▸ **EXERCISE**
Gather all lines with the word "values" in them.

▸ **RECORDED INFORMATION**
——————
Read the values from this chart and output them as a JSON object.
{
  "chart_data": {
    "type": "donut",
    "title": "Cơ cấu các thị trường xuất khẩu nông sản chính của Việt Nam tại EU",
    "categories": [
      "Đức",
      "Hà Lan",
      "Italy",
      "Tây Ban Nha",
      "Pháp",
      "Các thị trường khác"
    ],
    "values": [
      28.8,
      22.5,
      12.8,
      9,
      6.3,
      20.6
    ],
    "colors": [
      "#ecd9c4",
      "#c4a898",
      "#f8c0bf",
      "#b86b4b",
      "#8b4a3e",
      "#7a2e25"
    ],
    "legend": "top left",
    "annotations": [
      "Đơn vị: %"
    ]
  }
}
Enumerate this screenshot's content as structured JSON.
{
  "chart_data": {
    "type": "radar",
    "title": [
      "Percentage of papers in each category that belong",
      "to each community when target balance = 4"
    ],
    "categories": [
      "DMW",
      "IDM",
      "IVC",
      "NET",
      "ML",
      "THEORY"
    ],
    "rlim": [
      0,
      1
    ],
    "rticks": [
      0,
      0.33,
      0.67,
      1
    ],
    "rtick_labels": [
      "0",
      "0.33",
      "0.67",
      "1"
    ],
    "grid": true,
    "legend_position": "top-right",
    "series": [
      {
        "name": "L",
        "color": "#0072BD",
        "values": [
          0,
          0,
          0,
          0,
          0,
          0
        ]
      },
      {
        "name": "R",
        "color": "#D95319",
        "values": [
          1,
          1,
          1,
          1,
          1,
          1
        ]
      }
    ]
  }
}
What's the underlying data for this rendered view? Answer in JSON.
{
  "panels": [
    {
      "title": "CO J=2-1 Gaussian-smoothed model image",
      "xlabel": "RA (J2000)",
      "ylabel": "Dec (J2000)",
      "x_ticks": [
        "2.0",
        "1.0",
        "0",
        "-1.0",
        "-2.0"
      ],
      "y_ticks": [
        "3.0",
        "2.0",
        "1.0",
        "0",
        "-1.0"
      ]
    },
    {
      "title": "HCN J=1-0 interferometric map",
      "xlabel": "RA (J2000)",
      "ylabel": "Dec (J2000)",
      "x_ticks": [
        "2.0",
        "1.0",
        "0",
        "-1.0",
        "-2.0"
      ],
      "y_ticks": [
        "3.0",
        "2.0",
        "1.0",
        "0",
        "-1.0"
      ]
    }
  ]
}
——————
▸ **RESPONSE TO THIS TASK**
Read the values from this chart and output them as a JSON object.
    "values": [
        "values": [
        "values": [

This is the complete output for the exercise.